What you need to do:
A – The Hacker News thread on Semantic Import Versioning mentions several software tools by name. List every one of them.
B – According to the Hacker News thread on Semantic Import Versioning, why does dep avoid the problem of nested vendor/ directories?
C – Output the passage of the Hacker News thread on Semantic Import Versioning from "The whole post" up to and including "languages to follow.".

Source extract:
/---
Hacker Newsnew | past | comments | ask | show | jobs | submitlogin
Semantic Import Versioning (swtch.com)
80 points by SamWhited on Feb 21, 2018 | hide | past | favorite | 37 comments


From the "Avoiding Singleton Problems" section:

> Another problem would be if there were two HTTP stacks in the program. Clearly only one HTTP stack can listen on port 80; we wouldn't want half the program registering handlers that will not be used. Go developers are already running into problems like this due to vendoring inside vendored packages.

This is only a problem if you allow nested vendor/ directories, which "dep" (you know, the "official experiment" that suddenly got discarded to the surprise of its developers) doesn't have because it recurses through the entire dependency tree and reduces it to a single vendor/, just like many (most?) other languages.

The whole post reads like the author thinks Go has a very unique dependency management problem that no other language ever had which somehow necessitates a completely unorthodox solution. Three blog posts into "vgo", I still don't see why...


Go doesn't have a unique dependency management problem. This problem is shared by many other languages that have all solved it poorly. I haven't written much Go and am not a big fan of the language, but I am watching this discussion eagerly because a successful solution in Go will be an example for other languages to follow.


Curious about what languages you think solved it poorly, and why.


I guess now that I think of it, all the solutions I've seen break down into two techniques.

First, loading different versions of the library under the same name to provide to different parts of your code. This has different risks depending on how and when symbols are looked up or linked. In some languages you can end up with the two versions accidentally calling into each other or using each other's symbols. In other languages you run into the "expected Foo but got Foo" type errors mentioned by munificent. That's what happens when you use classloader tricks as a half-assed way of isolating "components" in Java.

Second, loading different versions of the library under different names. This requires hacking the compiled code or the source code; convenience and reliability will depend on the quality of the tools you're working with. Sophistication ranges from using sed to munge source code to using tools like objcopy that can read and rewrite compiled artifacts. Java "shading" (not "shadowing" as I said earlier) relies on rewriting class files.


A solution arguably has been found and it's cargo. I still don't get why it wouldn't work with go. My understanding is that the dep tool worked (works?) very similarly in principle.


Context is important here. Just one or two sections up it describes why having two different major versions of a package in a program can be a good thing (which is something dep don't provide, as far as I know).
\---
Material supplied:
/---
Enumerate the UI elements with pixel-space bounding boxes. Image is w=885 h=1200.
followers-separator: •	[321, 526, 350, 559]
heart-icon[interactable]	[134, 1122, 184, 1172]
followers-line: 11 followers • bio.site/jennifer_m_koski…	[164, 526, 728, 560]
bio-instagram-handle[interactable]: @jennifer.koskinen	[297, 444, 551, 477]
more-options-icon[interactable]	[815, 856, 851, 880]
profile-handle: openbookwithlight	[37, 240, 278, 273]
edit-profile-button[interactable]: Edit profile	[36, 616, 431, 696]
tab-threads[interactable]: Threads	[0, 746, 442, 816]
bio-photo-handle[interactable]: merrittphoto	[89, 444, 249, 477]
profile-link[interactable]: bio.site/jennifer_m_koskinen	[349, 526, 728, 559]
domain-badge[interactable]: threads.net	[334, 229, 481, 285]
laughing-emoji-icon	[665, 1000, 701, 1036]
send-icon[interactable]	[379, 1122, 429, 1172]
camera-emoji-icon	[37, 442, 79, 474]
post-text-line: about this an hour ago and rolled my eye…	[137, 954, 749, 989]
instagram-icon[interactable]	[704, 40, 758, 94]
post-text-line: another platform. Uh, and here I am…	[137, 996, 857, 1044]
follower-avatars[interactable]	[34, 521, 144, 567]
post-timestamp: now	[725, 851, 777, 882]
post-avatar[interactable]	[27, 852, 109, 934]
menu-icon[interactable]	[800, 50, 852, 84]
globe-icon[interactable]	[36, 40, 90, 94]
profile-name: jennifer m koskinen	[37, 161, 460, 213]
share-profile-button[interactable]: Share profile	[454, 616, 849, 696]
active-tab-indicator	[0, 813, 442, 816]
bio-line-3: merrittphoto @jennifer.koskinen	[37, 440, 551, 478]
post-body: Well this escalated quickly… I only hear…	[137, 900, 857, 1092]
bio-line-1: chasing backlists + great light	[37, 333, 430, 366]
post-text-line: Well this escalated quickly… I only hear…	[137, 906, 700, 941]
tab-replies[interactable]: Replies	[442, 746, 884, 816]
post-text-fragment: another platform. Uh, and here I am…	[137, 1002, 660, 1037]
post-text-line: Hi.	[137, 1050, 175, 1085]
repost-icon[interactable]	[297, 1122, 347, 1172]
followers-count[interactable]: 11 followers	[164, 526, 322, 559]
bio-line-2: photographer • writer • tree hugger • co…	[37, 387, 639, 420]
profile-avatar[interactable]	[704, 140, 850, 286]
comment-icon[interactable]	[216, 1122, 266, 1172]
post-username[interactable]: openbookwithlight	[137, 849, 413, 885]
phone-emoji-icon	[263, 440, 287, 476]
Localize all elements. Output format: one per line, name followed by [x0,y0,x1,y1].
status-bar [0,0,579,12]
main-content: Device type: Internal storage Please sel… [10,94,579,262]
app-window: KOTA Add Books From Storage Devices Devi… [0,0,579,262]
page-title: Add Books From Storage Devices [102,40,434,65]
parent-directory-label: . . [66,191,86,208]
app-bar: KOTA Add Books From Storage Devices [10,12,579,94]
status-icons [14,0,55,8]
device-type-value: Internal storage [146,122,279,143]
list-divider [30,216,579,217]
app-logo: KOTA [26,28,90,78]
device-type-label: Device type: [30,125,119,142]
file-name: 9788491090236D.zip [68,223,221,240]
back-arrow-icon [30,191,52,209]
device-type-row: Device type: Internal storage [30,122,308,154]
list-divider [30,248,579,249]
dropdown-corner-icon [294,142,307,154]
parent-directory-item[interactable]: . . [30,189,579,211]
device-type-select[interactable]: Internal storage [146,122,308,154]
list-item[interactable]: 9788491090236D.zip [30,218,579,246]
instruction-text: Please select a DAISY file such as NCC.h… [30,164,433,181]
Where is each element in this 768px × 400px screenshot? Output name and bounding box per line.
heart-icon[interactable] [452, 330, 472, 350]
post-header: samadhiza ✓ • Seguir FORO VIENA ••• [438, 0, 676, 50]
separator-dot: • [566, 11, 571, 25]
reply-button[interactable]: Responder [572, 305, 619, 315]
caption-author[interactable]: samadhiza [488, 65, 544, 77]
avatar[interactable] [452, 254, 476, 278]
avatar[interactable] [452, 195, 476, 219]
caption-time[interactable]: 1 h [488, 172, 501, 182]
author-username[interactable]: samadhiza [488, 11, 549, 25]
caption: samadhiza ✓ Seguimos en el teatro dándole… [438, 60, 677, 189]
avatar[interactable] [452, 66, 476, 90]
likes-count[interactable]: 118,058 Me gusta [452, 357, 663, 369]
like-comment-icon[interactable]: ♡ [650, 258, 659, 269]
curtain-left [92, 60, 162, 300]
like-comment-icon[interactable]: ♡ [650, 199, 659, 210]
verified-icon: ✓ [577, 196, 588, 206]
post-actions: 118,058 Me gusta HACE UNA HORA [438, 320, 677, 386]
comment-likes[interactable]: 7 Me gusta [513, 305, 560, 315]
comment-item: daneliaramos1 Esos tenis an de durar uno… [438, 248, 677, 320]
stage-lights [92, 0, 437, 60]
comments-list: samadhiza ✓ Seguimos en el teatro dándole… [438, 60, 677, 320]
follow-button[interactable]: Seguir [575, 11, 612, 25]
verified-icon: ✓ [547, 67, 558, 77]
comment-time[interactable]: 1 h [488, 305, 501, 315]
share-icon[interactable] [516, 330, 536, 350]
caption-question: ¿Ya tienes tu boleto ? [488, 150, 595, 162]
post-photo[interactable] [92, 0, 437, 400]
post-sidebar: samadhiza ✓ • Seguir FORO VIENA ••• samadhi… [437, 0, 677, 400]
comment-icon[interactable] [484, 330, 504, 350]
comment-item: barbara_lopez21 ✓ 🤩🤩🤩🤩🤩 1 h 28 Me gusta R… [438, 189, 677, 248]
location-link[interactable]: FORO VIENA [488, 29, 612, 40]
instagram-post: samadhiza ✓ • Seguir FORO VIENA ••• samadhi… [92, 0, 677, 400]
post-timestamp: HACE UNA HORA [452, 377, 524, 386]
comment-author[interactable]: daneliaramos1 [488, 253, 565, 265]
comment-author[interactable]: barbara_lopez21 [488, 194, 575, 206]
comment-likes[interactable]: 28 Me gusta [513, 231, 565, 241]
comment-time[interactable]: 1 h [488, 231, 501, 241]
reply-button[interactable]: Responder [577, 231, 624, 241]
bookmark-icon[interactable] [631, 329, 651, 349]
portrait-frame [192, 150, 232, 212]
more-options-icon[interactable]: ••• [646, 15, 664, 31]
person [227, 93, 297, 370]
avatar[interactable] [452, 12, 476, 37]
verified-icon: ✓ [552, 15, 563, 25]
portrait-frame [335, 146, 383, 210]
\---
Answer list:
A – dep, vgo, sed, objcopy, cargo

B – Dep recurses through the entire dependency tree and reduces it to a single vendor/ directory, so nested vendor/ directories never arise.

C –
The whole post reads like the author thinks Go has a very unique dependency management problem that no other language ever had which somehow necessitates a completely unorthodox solution. Three blog posts into "vgo", I still don't see why...


Go doesn't have a unique dependency management problem. This problem is shared by many other languages that have all solved it poorly. I haven't written much Go and am not a big fan of the language, but I am watching this discussion eagerly because a successful solution in Go will be an example for other languages to follow.